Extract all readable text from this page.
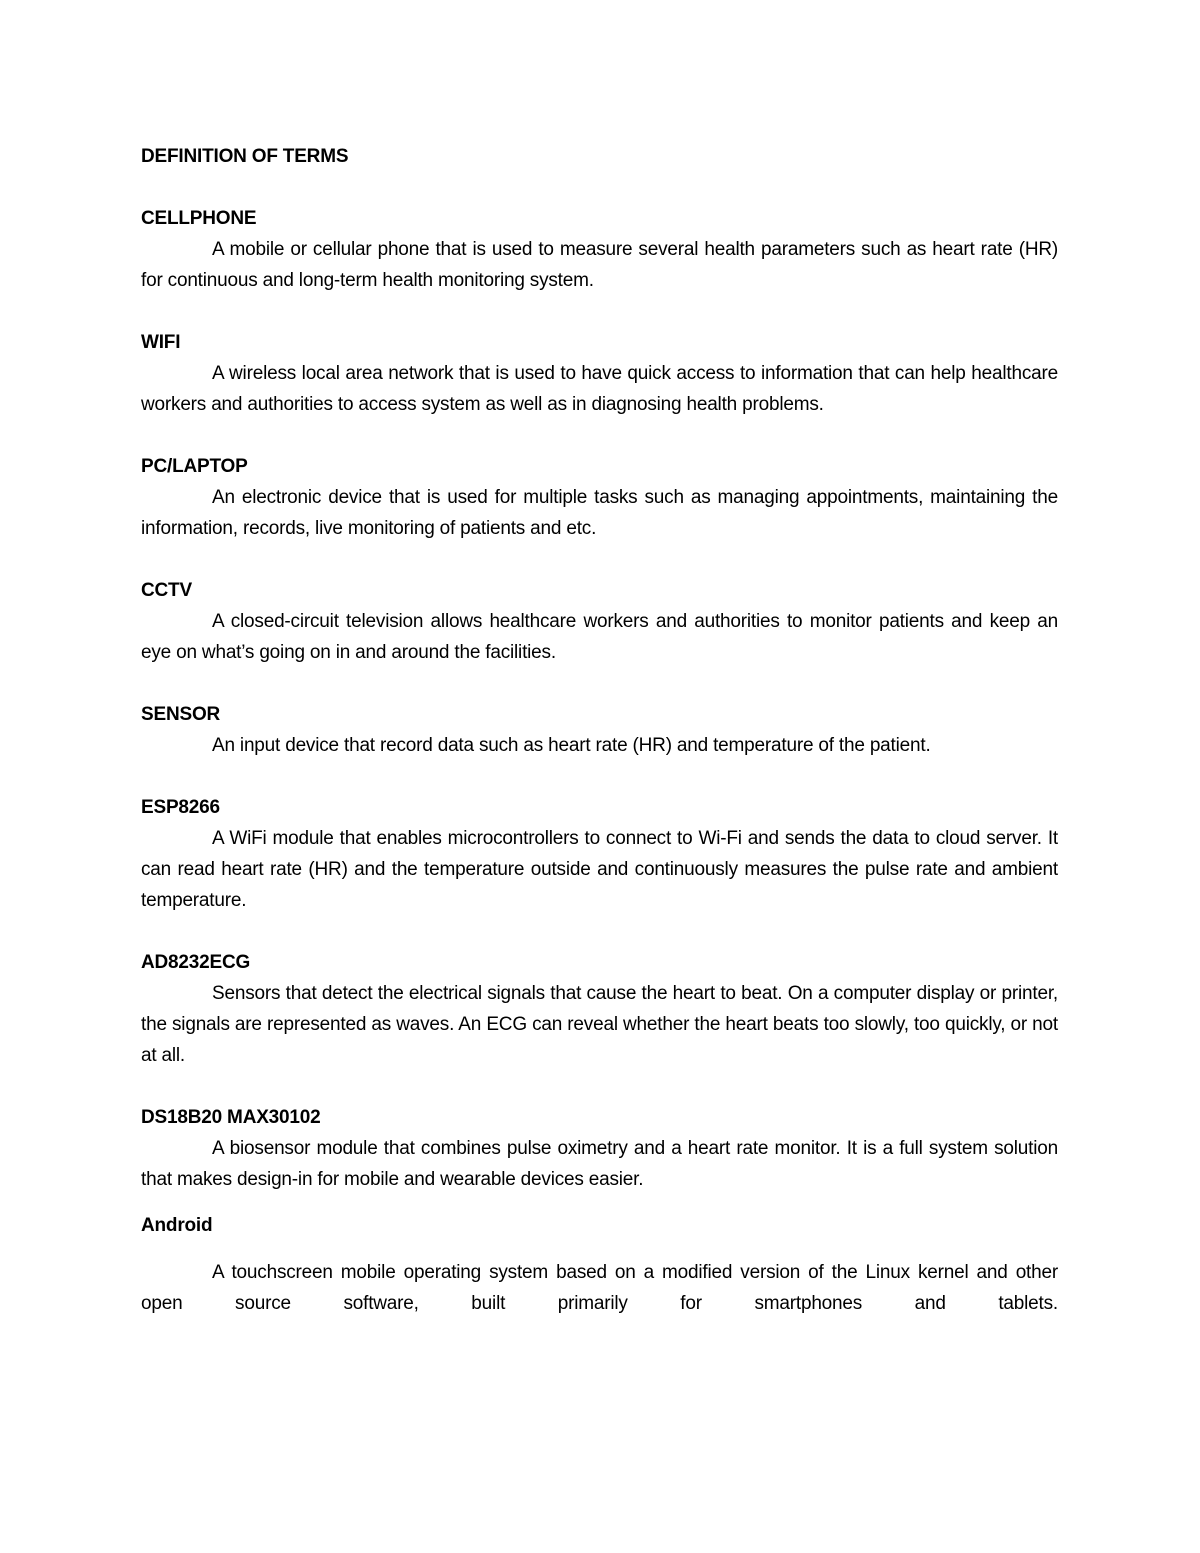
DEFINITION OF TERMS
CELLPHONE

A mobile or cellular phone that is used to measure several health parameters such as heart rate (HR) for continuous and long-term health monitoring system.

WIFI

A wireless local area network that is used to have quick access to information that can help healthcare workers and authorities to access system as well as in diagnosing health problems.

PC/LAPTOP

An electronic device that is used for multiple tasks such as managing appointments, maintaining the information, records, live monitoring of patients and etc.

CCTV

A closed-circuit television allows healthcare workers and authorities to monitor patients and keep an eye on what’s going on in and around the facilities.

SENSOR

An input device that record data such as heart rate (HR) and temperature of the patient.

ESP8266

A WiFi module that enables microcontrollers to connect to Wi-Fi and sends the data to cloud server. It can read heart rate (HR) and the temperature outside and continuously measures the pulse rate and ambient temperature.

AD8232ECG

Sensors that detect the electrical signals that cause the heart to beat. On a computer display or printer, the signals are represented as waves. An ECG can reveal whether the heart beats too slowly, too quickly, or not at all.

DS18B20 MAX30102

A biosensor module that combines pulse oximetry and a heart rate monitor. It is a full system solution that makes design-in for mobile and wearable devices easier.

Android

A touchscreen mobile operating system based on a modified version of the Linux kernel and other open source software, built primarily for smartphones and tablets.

+ + + + + + +

### Goal of the exercise:
Write out all the records exactly, omitting the images.

### Solution to the problem:
Extract all readable text from this page.
DEFINITION OF TERMS
CELLPHONE

A mobile or cellular phone that is used to measure several health parameters such as heart rate (HR) for continuous and long-term health monitoring system.

WIFI

A wireless local area network that is used to have quick access to information that can help healthcare workers and authorities to access system as well as in diagnosing health problems.

PC/LAPTOP

An electronic device that is used for multiple tasks such as managing appointments, maintaining the information, records, live monitoring of patients and etc.

CCTV

A closed-circuit television allows healthcare workers and authorities to monitor patients and keep an eye on what’s going on in and around the facilities.

SENSOR

An input device that record data such as heart rate (HR) and temperature of the patient.

ESP8266

A WiFi module that enables microcontrollers to connect to Wi-Fi and sends the data to cloud server. It can read heart rate (HR) and the temperature outside and continuously measures the pulse rate and ambient temperature.

AD8232ECG

Sensors that detect the electrical signals that cause the heart to beat. On a computer display or printer, the signals are represented as waves. An ECG can reveal whether the heart beats too slowly, too quickly, or not at all.

DS18B20 MAX30102

A biosensor module that combines pulse oximetry and a heart rate monitor. It is a full system solution that makes design-in for mobile and wearable devices easier.

Android

A touchscreen mobile operating system based on a modified version of the Linux kernel and other open source software, built primarily for smartphones and tablets.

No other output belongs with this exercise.